(Stored dataset items)
==============================

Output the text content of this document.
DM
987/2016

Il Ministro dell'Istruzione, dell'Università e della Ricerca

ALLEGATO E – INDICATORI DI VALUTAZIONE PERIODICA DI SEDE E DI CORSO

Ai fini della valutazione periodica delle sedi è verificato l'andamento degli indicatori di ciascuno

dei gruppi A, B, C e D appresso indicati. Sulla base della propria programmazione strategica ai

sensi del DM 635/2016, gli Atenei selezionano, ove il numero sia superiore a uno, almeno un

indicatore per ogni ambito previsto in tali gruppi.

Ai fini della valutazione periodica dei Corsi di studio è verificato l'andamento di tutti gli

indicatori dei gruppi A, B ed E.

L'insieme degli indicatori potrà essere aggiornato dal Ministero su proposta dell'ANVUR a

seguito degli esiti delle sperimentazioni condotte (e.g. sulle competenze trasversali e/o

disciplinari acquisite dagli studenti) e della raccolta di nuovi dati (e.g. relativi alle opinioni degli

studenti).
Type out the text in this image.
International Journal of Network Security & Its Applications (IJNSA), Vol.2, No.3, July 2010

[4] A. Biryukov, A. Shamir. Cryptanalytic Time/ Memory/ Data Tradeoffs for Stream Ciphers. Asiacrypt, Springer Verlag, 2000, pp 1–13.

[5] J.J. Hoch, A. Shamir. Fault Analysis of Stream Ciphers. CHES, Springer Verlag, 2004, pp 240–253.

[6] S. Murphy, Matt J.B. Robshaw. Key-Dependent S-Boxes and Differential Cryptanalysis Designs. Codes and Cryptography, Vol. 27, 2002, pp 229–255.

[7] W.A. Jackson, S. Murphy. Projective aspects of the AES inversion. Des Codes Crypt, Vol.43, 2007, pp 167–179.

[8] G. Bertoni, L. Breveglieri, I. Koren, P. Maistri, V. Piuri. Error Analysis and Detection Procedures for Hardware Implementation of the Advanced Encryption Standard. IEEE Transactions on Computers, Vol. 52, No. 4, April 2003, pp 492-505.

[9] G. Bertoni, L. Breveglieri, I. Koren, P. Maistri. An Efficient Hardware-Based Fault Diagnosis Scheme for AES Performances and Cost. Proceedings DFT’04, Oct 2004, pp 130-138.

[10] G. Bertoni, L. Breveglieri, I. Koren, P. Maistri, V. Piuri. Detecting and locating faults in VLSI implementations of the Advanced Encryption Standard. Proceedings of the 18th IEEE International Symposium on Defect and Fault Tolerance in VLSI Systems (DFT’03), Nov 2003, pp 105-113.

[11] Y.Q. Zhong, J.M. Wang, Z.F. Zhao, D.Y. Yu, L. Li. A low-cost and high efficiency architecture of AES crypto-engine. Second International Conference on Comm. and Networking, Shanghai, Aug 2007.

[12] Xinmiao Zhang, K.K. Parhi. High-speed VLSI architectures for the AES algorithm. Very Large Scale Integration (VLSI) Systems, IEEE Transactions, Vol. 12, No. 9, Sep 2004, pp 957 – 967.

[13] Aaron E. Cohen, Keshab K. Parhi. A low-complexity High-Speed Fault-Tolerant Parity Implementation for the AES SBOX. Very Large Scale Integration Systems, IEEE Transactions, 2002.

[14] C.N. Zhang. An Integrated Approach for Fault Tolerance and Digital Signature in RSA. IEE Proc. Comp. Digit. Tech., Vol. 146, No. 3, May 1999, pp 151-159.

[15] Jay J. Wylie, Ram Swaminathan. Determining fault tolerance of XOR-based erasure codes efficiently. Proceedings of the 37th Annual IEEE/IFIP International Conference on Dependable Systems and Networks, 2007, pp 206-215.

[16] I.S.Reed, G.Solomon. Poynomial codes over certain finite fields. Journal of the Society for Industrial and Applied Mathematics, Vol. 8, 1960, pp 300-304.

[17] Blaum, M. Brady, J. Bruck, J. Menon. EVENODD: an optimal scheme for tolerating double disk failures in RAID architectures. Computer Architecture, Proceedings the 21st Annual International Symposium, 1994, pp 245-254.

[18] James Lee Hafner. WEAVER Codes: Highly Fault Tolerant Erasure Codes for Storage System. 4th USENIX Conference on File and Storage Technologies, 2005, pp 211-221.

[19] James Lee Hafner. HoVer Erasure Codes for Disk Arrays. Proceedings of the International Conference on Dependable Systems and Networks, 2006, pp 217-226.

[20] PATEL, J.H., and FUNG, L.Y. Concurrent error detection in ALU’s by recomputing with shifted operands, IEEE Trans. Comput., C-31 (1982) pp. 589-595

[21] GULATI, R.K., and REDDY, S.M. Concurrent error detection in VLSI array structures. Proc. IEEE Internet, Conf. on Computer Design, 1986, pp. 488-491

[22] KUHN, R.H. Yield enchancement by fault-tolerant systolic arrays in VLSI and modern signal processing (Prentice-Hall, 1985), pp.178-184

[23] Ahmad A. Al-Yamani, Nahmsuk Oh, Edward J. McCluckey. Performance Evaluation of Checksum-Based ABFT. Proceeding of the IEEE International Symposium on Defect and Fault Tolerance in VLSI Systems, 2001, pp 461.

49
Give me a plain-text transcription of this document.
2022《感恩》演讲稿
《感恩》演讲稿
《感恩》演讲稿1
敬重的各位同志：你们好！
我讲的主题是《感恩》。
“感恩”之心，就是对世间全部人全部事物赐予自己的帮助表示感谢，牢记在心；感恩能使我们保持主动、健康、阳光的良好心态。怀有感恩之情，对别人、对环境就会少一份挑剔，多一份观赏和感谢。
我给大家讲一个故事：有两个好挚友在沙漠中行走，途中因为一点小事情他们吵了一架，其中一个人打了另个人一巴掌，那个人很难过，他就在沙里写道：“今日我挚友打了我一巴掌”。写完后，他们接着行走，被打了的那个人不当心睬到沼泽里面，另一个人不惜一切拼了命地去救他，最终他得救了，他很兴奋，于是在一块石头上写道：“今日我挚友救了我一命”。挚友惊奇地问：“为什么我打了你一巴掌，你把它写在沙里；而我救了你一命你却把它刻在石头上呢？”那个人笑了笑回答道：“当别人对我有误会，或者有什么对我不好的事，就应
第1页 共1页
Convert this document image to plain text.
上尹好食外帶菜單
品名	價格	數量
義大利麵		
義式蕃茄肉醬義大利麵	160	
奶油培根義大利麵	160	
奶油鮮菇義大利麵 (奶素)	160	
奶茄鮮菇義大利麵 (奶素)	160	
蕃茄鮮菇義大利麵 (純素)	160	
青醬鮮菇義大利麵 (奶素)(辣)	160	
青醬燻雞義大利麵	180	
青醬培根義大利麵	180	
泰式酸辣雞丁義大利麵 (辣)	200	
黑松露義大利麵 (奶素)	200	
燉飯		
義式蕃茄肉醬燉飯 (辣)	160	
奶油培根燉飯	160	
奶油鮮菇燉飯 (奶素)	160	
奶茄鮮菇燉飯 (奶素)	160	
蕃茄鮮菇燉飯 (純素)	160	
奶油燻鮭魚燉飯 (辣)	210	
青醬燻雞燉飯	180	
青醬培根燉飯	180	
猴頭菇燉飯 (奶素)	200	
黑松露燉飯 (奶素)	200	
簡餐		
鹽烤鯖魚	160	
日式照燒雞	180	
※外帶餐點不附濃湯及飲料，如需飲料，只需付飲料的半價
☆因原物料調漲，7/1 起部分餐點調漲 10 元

==============================

> [WHAT IS ASKED] Wherever a line in the data above holds "Encryption", copy that line.

> [REPLY TO THE TASK]
[8] G. Bertoni, L. Breveglieri, I. Koren, P. Maistri, V. Piuri. Error Analysis and Detection Procedures for Hardware Implementation of the Advanced Encryption Standard. IEEE Transactions on Computers, Vol. 52, No. 4, April 2003, pp 492-505.
[10] G. Bertoni, L. Breveglieri, I. Koren, P. Maistri, V. Piuri. Detecting and locating faults in VLSI implementations of the Advanced Encryption Standard. Proceedings of the 18th IEEE International Symposium on Defect and Fault Tolerance in VLSI Systems (DFT’03), Nov 2003, pp 105-113.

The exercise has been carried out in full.